DATASET EXCERPTS -
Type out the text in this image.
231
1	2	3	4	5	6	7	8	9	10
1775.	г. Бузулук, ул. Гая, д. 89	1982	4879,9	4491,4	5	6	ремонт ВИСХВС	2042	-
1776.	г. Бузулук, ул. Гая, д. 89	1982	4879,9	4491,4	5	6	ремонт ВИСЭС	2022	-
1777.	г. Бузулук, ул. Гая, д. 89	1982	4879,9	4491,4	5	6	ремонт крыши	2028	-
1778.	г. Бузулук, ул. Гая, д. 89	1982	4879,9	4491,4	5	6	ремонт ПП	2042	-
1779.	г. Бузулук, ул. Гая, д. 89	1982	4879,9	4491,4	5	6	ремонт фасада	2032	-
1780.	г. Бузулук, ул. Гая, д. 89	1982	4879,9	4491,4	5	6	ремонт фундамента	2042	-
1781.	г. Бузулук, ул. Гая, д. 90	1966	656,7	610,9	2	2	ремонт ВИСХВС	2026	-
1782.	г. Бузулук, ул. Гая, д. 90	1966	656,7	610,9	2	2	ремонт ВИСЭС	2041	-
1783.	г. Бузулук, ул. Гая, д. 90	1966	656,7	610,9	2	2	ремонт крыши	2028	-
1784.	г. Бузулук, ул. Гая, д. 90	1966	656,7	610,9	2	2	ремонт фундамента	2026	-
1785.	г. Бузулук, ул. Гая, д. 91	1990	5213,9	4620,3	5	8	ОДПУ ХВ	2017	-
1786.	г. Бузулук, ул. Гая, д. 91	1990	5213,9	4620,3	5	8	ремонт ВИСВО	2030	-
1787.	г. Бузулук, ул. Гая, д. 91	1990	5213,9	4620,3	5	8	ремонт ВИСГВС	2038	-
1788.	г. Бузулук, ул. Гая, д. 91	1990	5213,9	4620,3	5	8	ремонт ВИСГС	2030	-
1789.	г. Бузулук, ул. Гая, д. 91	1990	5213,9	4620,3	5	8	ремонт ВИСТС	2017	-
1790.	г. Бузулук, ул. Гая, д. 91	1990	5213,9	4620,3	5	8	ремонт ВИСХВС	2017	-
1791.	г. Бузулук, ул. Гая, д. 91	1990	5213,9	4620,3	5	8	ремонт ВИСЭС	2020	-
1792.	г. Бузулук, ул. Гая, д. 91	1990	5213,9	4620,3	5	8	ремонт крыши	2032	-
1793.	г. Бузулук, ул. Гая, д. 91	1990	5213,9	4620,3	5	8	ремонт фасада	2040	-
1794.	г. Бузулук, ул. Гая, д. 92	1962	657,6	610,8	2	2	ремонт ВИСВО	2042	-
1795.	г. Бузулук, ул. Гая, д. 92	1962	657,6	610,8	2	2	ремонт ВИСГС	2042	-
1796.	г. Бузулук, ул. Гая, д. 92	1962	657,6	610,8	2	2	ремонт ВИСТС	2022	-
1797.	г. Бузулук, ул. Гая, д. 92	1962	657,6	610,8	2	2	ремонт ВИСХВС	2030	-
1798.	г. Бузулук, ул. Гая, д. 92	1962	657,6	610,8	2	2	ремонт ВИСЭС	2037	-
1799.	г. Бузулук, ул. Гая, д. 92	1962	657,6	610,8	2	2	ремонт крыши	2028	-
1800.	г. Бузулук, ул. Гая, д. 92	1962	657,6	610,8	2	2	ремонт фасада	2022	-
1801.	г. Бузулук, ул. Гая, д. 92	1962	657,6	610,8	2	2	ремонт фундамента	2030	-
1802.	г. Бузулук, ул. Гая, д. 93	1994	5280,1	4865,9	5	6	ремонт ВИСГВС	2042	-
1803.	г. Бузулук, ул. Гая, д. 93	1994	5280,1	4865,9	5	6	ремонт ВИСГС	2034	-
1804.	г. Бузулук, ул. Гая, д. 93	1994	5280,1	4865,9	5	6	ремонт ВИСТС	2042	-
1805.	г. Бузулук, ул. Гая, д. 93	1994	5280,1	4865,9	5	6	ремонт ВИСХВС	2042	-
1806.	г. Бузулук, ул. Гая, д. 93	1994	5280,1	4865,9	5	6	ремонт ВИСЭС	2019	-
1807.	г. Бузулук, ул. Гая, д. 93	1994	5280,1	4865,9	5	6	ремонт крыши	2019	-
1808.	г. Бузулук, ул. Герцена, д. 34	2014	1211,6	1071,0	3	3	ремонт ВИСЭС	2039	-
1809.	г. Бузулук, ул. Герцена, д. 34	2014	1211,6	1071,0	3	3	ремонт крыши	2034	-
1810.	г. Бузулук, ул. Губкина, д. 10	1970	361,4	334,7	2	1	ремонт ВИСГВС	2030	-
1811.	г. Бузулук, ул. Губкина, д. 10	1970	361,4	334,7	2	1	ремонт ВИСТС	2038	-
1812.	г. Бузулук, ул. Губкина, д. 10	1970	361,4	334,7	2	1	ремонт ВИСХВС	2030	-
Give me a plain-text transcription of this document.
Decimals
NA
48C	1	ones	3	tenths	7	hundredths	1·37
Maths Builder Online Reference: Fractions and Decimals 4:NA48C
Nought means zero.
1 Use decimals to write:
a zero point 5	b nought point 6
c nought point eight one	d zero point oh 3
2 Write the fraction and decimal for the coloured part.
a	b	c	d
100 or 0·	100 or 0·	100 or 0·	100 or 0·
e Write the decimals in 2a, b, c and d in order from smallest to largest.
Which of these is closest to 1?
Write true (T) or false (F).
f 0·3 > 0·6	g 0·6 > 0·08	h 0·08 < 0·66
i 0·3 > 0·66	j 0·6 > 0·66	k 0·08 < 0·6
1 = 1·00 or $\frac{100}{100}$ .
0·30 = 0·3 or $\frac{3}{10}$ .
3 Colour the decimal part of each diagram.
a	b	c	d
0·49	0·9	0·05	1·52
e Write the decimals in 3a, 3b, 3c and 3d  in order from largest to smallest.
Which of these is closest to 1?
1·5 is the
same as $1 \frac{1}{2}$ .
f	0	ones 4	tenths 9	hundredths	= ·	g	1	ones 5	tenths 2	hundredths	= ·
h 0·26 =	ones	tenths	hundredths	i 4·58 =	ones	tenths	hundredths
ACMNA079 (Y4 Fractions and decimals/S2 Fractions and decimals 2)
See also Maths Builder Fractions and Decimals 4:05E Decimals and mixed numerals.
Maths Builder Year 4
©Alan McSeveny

EXERCISE DESCRIPTION - Restate the data above word for word, please.

PROBLEM SOLUTION -
Type out the text in this image.
231
1	2	3	4	5	6	7	8	9	10
1775.	г. Бузулук, ул. Гая, д. 89	1982	4879,9	4491,4	5	6	ремонт ВИСХВС	2042	-
1776.	г. Бузулук, ул. Гая, д. 89	1982	4879,9	4491,4	5	6	ремонт ВИСЭС	2022	-
1777.	г. Бузулук, ул. Гая, д. 89	1982	4879,9	4491,4	5	6	ремонт крыши	2028	-
1778.	г. Бузулук, ул. Гая, д. 89	1982	4879,9	4491,4	5	6	ремонт ПП	2042	-
1779.	г. Бузулук, ул. Гая, д. 89	1982	4879,9	4491,4	5	6	ремонт фасада	2032	-
1780.	г. Бузулук, ул. Гая, д. 89	1982	4879,9	4491,4	5	6	ремонт фундамента	2042	-
1781.	г. Бузулук, ул. Гая, д. 90	1966	656,7	610,9	2	2	ремонт ВИСХВС	2026	-
1782.	г. Бузулук, ул. Гая, д. 90	1966	656,7	610,9	2	2	ремонт ВИСЭС	2041	-
1783.	г. Бузулук, ул. Гая, д. 90	1966	656,7	610,9	2	2	ремонт крыши	2028	-
1784.	г. Бузулук, ул. Гая, д. 90	1966	656,7	610,9	2	2	ремонт фундамента	2026	-
1785.	г. Бузулук, ул. Гая, д. 91	1990	5213,9	4620,3	5	8	ОДПУ ХВ	2017	-
1786.	г. Бузулук, ул. Гая, д. 91	1990	5213,9	4620,3	5	8	ремонт ВИСВО	2030	-
1787.	г. Бузулук, ул. Гая, д. 91	1990	5213,9	4620,3	5	8	ремонт ВИСГВС	2038	-
1788.	г. Бузулук, ул. Гая, д. 91	1990	5213,9	4620,3	5	8	ремонт ВИСГС	2030	-
1789.	г. Бузулук, ул. Гая, д. 91	1990	5213,9	4620,3	5	8	ремонт ВИСТС	2017	-
1790.	г. Бузулук, ул. Гая, д. 91	1990	5213,9	4620,3	5	8	ремонт ВИСХВС	2017	-
1791.	г. Бузулук, ул. Гая, д. 91	1990	5213,9	4620,3	5	8	ремонт ВИСЭС	2020	-
1792.	г. Бузулук, ул. Гая, д. 91	1990	5213,9	4620,3	5	8	ремонт крыши	2032	-
1793.	г. Бузулук, ул. Гая, д. 91	1990	5213,9	4620,3	5	8	ремонт фасада	2040	-
1794.	г. Бузулук, ул. Гая, д. 92	1962	657,6	610,8	2	2	ремонт ВИСВО	2042	-
1795.	г. Бузулук, ул. Гая, д. 92	1962	657,6	610,8	2	2	ремонт ВИСГС	2042	-
1796.	г. Бузулук, ул. Гая, д. 92	1962	657,6	610,8	2	2	ремонт ВИСТС	2022	-
1797.	г. Бузулук, ул. Гая, д. 92	1962	657,6	610,8	2	2	ремонт ВИСХВС	2030	-
1798.	г. Бузулук, ул. Гая, д. 92	1962	657,6	610,8	2	2	ремонт ВИСЭС	2037	-
1799.	г. Бузулук, ул. Гая, д. 92	1962	657,6	610,8	2	2	ремонт крыши	2028	-
1800.	г. Бузулук, ул. Гая, д. 92	1962	657,6	610,8	2	2	ремонт фасада	2022	-
1801.	г. Бузулук, ул. Гая, д. 92	1962	657,6	610,8	2	2	ремонт фундамента	2030	-
1802.	г. Бузулук, ул. Гая, д. 93	1994	5280,1	4865,9	5	6	ремонт ВИСГВС	2042	-
1803.	г. Бузулук, ул. Гая, д. 93	1994	5280,1	4865,9	5	6	ремонт ВИСГС	2034	-
1804.	г. Бузулук, ул. Гая, д. 93	1994	5280,1	4865,9	5	6	ремонт ВИСТС	2042	-
1805.	г. Бузулук, ул. Гая, д. 93	1994	5280,1	4865,9	5	6	ремонт ВИСХВС	2042	-
1806.	г. Бузулук, ул. Гая, д. 93	1994	5280,1	4865,9	5	6	ремонт ВИСЭС	2019	-
1807.	г. Бузулук, ул. Гая, д. 93	1994	5280,1	4865,9	5	6	ремонт крыши	2019	-
1808.	г. Бузулук, ул. Герцена, д. 34	2014	1211,6	1071,0	3	3	ремонт ВИСЭС	2039	-
1809.	г. Бузулук, ул. Герцена, д. 34	2014	1211,6	1071,0	3	3	ремонт крыши	2034	-
1810.	г. Бузулук, ул. Губкина, д. 10	1970	361,4	334,7	2	1	ремонт ВИСГВС	2030	-
1811.	г. Бузулук, ул. Губкина, д. 10	1970	361,4	334,7	2	1	ремонт ВИСТС	2038	-
1812.	г. Бузулук, ул. Губкина, д. 10	1970	361,4	334,7	2	1	ремонт ВИСХВС	2030	-
Give me a plain-text transcription of this document.
Decimals
NA
48C	1	ones	3	tenths	7	hundredths	1·37
Maths Builder Online Reference: Fractions and Decimals 4:NA48C
Nought means zero.
1 Use decimals to write:
a zero point 5	b nought point 6
c nought point eight one	d zero point oh 3
2 Write the fraction and decimal for the coloured part.
a	b	c	d
100 or 0·	100 or 0·	100 or 0·	100 or 0·
e Write the decimals in 2a, b, c and d in order from smallest to largest.
Which of these is closest to 1?
Write true (T) or false (F).
f 0·3 > 0·6	g 0·6 > 0·08	h 0·08 < 0·66
i 0·3 > 0·66	j 0·6 > 0·66	k 0·08 < 0·6
1 = 1·00 or $\frac{100}{100}$ .
0·30 = 0·3 or $\frac{3}{10}$ .
3 Colour the decimal part of each diagram.
a	b	c	d
0·49	0·9	0·05	1·52
e Write the decimals in 3a, 3b, 3c and 3d  in order from largest to smallest.
Which of these is closest to 1?
1·5 is the
same as $1 \frac{1}{2}$ .
f	0	ones 4	tenths 9	hundredths	= ·	g	1	ones 5	tenths 2	hundredths	= ·
h 0·26 =	ones	tenths	hundredths	i 4·58 =	ones	tenths	hundredths
ACMNA079 (Y4 Fractions and decimals/S2 Fractions and decimals 2)
See also Maths Builder Fractions and Decimals 4:05E Decimals and mixed numerals.
Maths Builder Year 4
©Alan McSeveny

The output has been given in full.